[Start of MATERIAL TO PROCESS]
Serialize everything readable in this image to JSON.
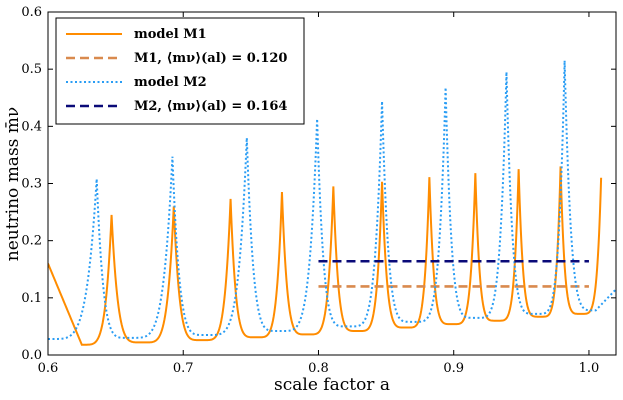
{
  "chart_data": {
    "type": "line",
    "xlabel": "scale factor a",
    "ylabel": "neutrino mass m̄ν",
    "xlim": [
      0.6,
      1.02
    ],
    "ylim": [
      0.0,
      0.6
    ],
    "xticks": [
      "0.6",
      "0.7",
      "0.8",
      "0.9",
      "1.0"
    ],
    "yticks": [
      "0.0",
      "0.1",
      "0.2",
      "0.3",
      "0.4",
      "0.5",
      "0.6"
    ],
    "legend_position": "top-left",
    "series": [
      {
        "name": "model M1",
        "style": "solid",
        "color": "#ff8c00",
        "baseline": 0.02,
        "peaks": [
          {
            "x": 0.647,
            "y": 0.245
          },
          {
            "x": 0.693,
            "y": 0.26
          },
          {
            "x": 0.735,
            "y": 0.273
          },
          {
            "x": 0.773,
            "y": 0.285
          },
          {
            "x": 0.811,
            "y": 0.295
          },
          {
            "x": 0.847,
            "y": 0.303
          },
          {
            "x": 0.882,
            "y": 0.311
          },
          {
            "x": 0.916,
            "y": 0.318
          },
          {
            "x": 0.948,
            "y": 0.325
          },
          {
            "x": 0.979,
            "y": 0.33
          },
          {
            "x": 1.009,
            "y": 0.31
          }
        ],
        "minima": [
          {
            "x": 0.6,
            "y": 0.16
          },
          {
            "x": 0.625,
            "y": 0.018
          },
          {
            "x": 0.67,
            "y": 0.022
          },
          {
            "x": 0.714,
            "y": 0.026
          },
          {
            "x": 0.754,
            "y": 0.031
          },
          {
            "x": 0.792,
            "y": 0.036
          },
          {
            "x": 0.829,
            "y": 0.042
          },
          {
            "x": 0.865,
            "y": 0.048
          },
          {
            "x": 0.899,
            "y": 0.054
          },
          {
            "x": 0.932,
            "y": 0.06
          },
          {
            "x": 0.964,
            "y": 0.067
          },
          {
            "x": 0.994,
            "y": 0.072
          }
        ]
      },
      {
        "name": "M1, ⟨mν⟩(al) = 0.120",
        "style": "dashed",
        "color": "#d98a4e",
        "x": [
          0.8,
          1.0
        ],
        "y": [
          0.12,
          0.12
        ]
      },
      {
        "name": "model M2",
        "style": "dotted",
        "color": "#2a9df4",
        "peaks": [
          {
            "x": 0.636,
            "y": 0.308
          },
          {
            "x": 0.692,
            "y": 0.347
          },
          {
            "x": 0.747,
            "y": 0.38
          },
          {
            "x": 0.799,
            "y": 0.413
          },
          {
            "x": 0.847,
            "y": 0.444
          },
          {
            "x": 0.894,
            "y": 0.468
          },
          {
            "x": 0.939,
            "y": 0.495
          },
          {
            "x": 0.982,
            "y": 0.515
          }
        ],
        "minima": [
          {
            "x": 0.6,
            "y": 0.028
          },
          {
            "x": 0.66,
            "y": 0.03
          },
          {
            "x": 0.717,
            "y": 0.035
          },
          {
            "x": 0.771,
            "y": 0.042
          },
          {
            "x": 0.822,
            "y": 0.05
          },
          {
            "x": 0.87,
            "y": 0.058
          },
          {
            "x": 0.916,
            "y": 0.065
          },
          {
            "x": 0.961,
            "y": 0.072
          },
          {
            "x": 1.005,
            "y": 0.078
          },
          {
            "x": 1.02,
            "y": 0.115
          }
        ]
      },
      {
        "name": "M2, ⟨mν⟩(al) = 0.164",
        "style": "dashed",
        "color": "#0a0a78",
        "x": [
          0.8,
          1.0
        ],
        "y": [
          0.164,
          0.164
        ]
      }
    ]
  }
}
[End of MATERIAL TO PROCESS]
DIRECTIONS FOR THIS TASK »
What is needed is an exact reproduction of the data, pictures excluded.

REPLY »
Serialize everything readable in this image to JSON.
{
  "chart_data": {
    "type": "line",
    "xlabel": "scale factor a",
    "ylabel": "neutrino mass m̄ν",
    "xlim": [
      0.6,
      1.02
    ],
    "ylim": [
      0.0,
      0.6
    ],
    "xticks": [
      "0.6",
      "0.7",
      "0.8",
      "0.9",
      "1.0"
    ],
    "yticks": [
      "0.0",
      "0.1",
      "0.2",
      "0.3",
      "0.4",
      "0.5",
      "0.6"
    ],
    "legend_position": "top-left",
    "series": [
      {
        "name": "model M1",
        "style": "solid",
        "color": "#ff8c00",
        "baseline": 0.02,
        "peaks": [
          {
            "x": 0.647,
            "y": 0.245
          },
          {
            "x": 0.693,
            "y": 0.26
          },
          {
            "x": 0.735,
            "y": 0.273
          },
          {
            "x": 0.773,
            "y": 0.285
          },
          {
            "x": 0.811,
            "y": 0.295
          },
          {
            "x": 0.847,
            "y": 0.303
          },
          {
            "x": 0.882,
            "y": 0.311
          },
          {
            "x": 0.916,
            "y": 0.318
          },
          {
            "x": 0.948,
            "y": 0.325
          },
          {
            "x": 0.979,
            "y": 0.33
          },
          {
            "x": 1.009,
            "y": 0.31
          }
        ],
        "minima": [
          {
            "x": 0.6,
            "y": 0.16
          },
          {
            "x": 0.625,
            "y": 0.018
          },
          {
            "x": 0.67,
            "y": 0.022
          },
          {
            "x": 0.714,
            "y": 0.026
          },
          {
            "x": 0.754,
            "y": 0.031
          },
          {
            "x": 0.792,
            "y": 0.036
          },
          {
            "x": 0.829,
            "y": 0.042
          },
          {
            "x": 0.865,
            "y": 0.048
          },
          {
            "x": 0.899,
            "y": 0.054
          },
          {
            "x": 0.932,
            "y": 0.06
          },
          {
            "x": 0.964,
            "y": 0.067
          },
          {
            "x": 0.994,
            "y": 0.072
          }
        ]
      },
      {
        "name": "M1, ⟨mν⟩(al) = 0.120",
        "style": "dashed",
        "color": "#d98a4e",
        "x": [
          0.8,
          1.0
        ],
        "y": [
          0.12,
          0.12
        ]
      },
      {
        "name": "model M2",
        "style": "dotted",
        "color": "#2a9df4",
        "peaks": [
          {
            "x": 0.636,
            "y": 0.308
          },
          {
            "x": 0.692,
            "y": 0.347
          },
          {
            "x": 0.747,
            "y": 0.38
          },
          {
            "x": 0.799,
            "y": 0.413
          },
          {
            "x": 0.847,
            "y": 0.444
          },
          {
            "x": 0.894,
            "y": 0.468
          },
          {
            "x": 0.939,
            "y": 0.495
          },
          {
            "x": 0.982,
            "y": 0.515
          }
        ],
        "minima": [
          {
            "x": 0.6,
            "y": 0.028
          },
          {
            "x": 0.66,
            "y": 0.03
          },
          {
            "x": 0.717,
            "y": 0.035
          },
          {
            "x": 0.771,
            "y": 0.042
          },
          {
            "x": 0.822,
            "y": 0.05
          },
          {
            "x": 0.87,
            "y": 0.058
          },
          {
            "x": 0.916,
            "y": 0.065
          },
          {
            "x": 0.961,
            "y": 0.072
          },
          {
            "x": 1.005,
            "y": 0.078
          },
          {
            "x": 1.02,
            "y": 0.115
          }
        ]
      },
      {
        "name": "M2, ⟨mν⟩(al) = 0.164",
        "style": "dashed",
        "color": "#0a0a78",
        "x": [
          0.8,
          1.0
        ],
        "y": [
          0.164,
          0.164
        ]
      }
    ]
  }
}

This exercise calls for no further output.